# [Text shown]
= = =

# Forum > FPS > Overwatch Exploits|Hacks > Overwatch Chat >  When will Oahsys release no hp bar?

## DvASystems

Because I just released mine.


McCree Cheat - Humanized No HP Bar Required - Private on Vimeo

Plenty are using it right now whilst Oahsys refuses to release his.

----------


## TheLordJesusHimself

the question most people will ask is does it work long range,

theres a colour bot out which works fine, thats no hp bar

its just that its long range is non existant

how ever congratz on your release.

----------


## DvASystems

It's true, the major problem with long range is that the color will turn to orange but you just add another check if you know how to code :^)

----------


## TheLordJesusHimself

its the same problem with the colour red tho, theres so much of it in game it pics up other colours  :Smile: 

so does yours work with long range?

also i must say thanks for posting an actual in game footage  :Smile:  against AI. its better then seeing it just on training bots  :Smile:

----------


## DvASystems

Yes, long range worked. I played on Hollywood and it kept hitting the god damn red carpet and the orange car 1 mile away so I cut it until I had more time to fix/rework the color detector.
The video is forcibly showing close quarters because that's where it's easiest to "win" with.

= = =

Render this sentence from the forum thread in Spanish: "Plenty are using it right now whilst Oahsys refuses to release his."

[Layout annotation records]

= = =

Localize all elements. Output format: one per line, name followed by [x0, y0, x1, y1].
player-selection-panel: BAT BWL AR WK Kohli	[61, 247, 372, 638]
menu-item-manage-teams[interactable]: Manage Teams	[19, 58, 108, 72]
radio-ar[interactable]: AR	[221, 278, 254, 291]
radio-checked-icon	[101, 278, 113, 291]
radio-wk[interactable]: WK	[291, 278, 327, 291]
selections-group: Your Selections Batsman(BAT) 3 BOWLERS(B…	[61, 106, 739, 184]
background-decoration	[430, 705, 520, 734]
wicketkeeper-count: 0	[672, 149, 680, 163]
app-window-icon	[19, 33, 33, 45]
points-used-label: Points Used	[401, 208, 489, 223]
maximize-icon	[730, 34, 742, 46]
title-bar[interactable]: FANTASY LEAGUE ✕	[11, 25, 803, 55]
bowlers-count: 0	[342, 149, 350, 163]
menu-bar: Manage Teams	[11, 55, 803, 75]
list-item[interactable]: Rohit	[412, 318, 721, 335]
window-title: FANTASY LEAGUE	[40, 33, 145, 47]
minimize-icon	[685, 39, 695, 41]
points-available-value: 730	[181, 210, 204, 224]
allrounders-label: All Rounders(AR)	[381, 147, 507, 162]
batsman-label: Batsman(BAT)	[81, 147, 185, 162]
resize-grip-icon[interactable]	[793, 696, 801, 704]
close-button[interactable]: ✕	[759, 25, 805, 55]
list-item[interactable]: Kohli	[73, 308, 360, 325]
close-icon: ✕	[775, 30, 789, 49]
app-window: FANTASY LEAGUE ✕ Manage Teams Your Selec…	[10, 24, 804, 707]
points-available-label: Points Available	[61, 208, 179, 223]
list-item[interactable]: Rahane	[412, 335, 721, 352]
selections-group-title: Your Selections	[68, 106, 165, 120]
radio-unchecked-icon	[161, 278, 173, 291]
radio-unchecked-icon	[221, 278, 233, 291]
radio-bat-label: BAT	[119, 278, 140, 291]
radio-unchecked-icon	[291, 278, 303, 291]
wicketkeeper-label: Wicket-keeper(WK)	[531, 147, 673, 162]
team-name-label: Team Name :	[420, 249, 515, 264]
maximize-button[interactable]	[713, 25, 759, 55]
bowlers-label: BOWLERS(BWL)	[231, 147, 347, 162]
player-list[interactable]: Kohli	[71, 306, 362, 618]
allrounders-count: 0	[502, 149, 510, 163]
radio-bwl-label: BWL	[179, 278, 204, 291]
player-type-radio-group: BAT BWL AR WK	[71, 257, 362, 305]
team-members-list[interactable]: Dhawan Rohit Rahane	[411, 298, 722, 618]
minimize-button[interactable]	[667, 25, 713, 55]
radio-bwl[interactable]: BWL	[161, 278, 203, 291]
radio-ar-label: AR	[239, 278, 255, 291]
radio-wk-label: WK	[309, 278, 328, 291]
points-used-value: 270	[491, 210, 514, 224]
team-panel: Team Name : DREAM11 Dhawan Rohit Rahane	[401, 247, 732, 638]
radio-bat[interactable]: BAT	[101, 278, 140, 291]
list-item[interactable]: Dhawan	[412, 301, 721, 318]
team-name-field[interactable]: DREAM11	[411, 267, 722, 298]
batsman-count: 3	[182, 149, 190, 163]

= = =

# [Solved exercise]
Muchos lo están usando ahora mismo mientras Oahsys se niega a lanzar el suyo.